Start of Given information

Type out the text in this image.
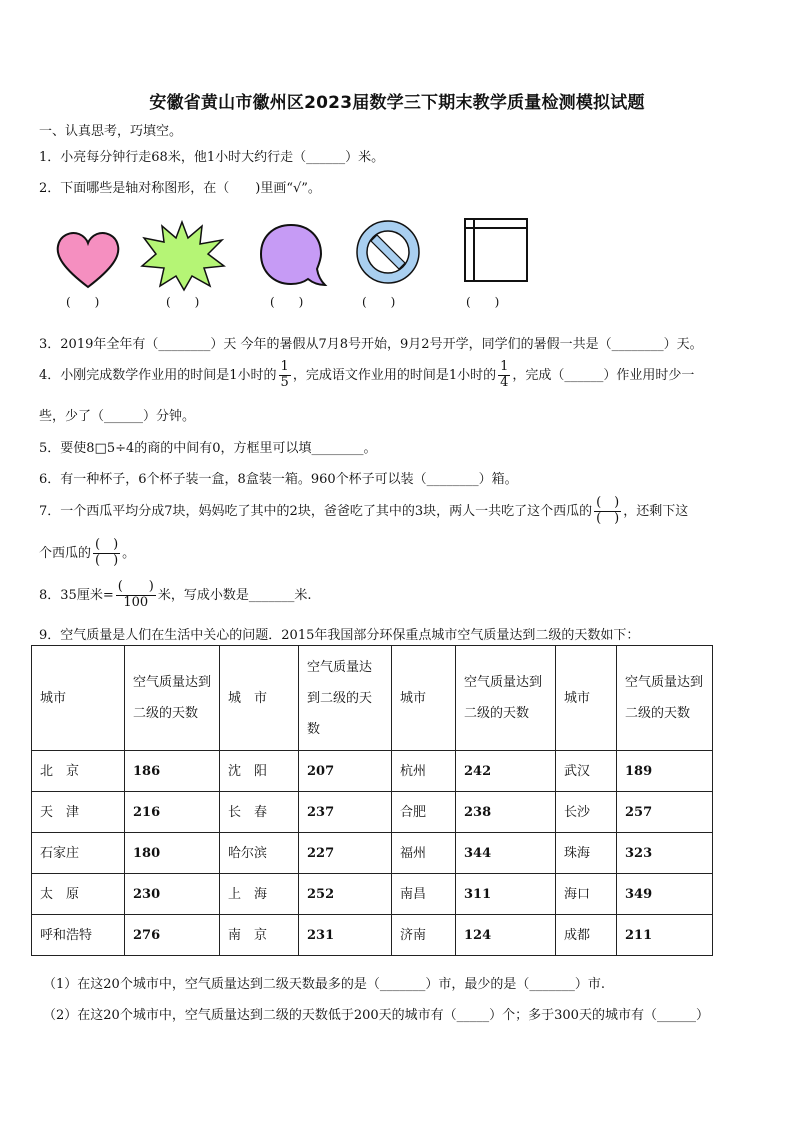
安徽省黄山市徽州区2023届数学三下期末教学质量检测模拟试题
一、认真思考，巧填空。
1．小亮每分钟行走68米，他1小时大约行走（______）米。
2．下面哪些是轴对称图形，在（　　)里画“√”。
(　　)	(　　)	(　　)	(　　)	(　　)
3．2019年全年有（________）天 今年的暑假从7月8号开始，9月2号开学，同学们的暑假一共是（________）天。
4．小刚完成数学作业用的时间是1小时的 $\frac{1}{5}$ ，完成语文作业用的时间是1小时的 $\frac{1}{4}$ ，完成（______）作业用时少一
些，少了（______）分钟。
5．要使8□5÷4的商的中间有0，方框里可以填________。
6．有一种杯子，6个杯子装一盒，8盒装一箱。960个杯子可以装（________）箱。
7．一个西瓜平均分成7块，妈妈吃了其中的2块，爸爸吃了其中的3块，两人一共吃了这个西瓜的 $\frac{( )}{( )}$ ，还剩下这
个西瓜的 $\frac{( )}{( )}$ 。
8．35厘米= $\frac{( )}{100}$ 米，写成小数是_______米.
9．空气质量是人们在生活中关心的问题．2015年我国部分环保重点城市空气质量达到二级的天数如下：
城市	空气质量达到二级的天数	城　市	空气质量达到二级的天数	城市	空气质量达到二级的天数	城市	空气质量达到二级的天数
北　京	186	沈　阳	207	杭州	242	武汉	189
天　津	216	长　春	237	合肥	238	长沙	257
石家庄	180	哈尔滨	227	福州	344	珠海	323
太　原	230	上　海	252	南昌	311	海口	349
呼和浩特	276	南　京	231	济南	124	成都	211
（1）在这20个城市中，空气质量达到二级天数最多的是（_______）市，最少的是（_______）市.
（2）在这20个城市中，空气质量达到二级的天数低于200天的城市有（_____）个；多于300天的城市有（______）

End of Given information

- _Problem_: Print each of the records above exactly as written, leaving no picture in the copy.

- _Expected output_:
Type out the text in this image.
安徽省黄山市徽州区2023届数学三下期末教学质量检测模拟试题
一、认真思考，巧填空。
1．小亮每分钟行走68米，他1小时大约行走（______）米。
2．下面哪些是轴对称图形，在（　　)里画“√”。
(　　)	(　　)	(　　)	(　　)	(　　)
3．2019年全年有（________）天 今年的暑假从7月8号开始，9月2号开学，同学们的暑假一共是（________）天。
4．小刚完成数学作业用的时间是1小时的 $\frac{1}{5}$ ，完成语文作业用的时间是1小时的 $\frac{1}{4}$ ，完成（______）作业用时少一
些，少了（______）分钟。
5．要使8□5÷4的商的中间有0，方框里可以填________。
6．有一种杯子，6个杯子装一盒，8盒装一箱。960个杯子可以装（________）箱。
7．一个西瓜平均分成7块，妈妈吃了其中的2块，爸爸吃了其中的3块，两人一共吃了这个西瓜的 $\frac{( )}{( )}$ ，还剩下这
个西瓜的 $\frac{( )}{( )}$ 。
8．35厘米= $\frac{( )}{100}$ 米，写成小数是_______米.
9．空气质量是人们在生活中关心的问题．2015年我国部分环保重点城市空气质量达到二级的天数如下：
城市	空气质量达到二级的天数	城　市	空气质量达到二级的天数	城市	空气质量达到二级的天数	城市	空气质量达到二级的天数
北　京	186	沈　阳	207	杭州	242	武汉	189
天　津	216	长　春	237	合肥	238	长沙	257
石家庄	180	哈尔滨	227	福州	344	珠海	323
太　原	230	上　海	252	南昌	311	海口	349
呼和浩特	276	南　京	231	济南	124	成都	211
（1）在这20个城市中，空气质量达到二级天数最多的是（_______）市，最少的是（_______）市.
（2）在这20个城市中，空气质量达到二级的天数低于200天的城市有（_____）个；多于300天的城市有（______）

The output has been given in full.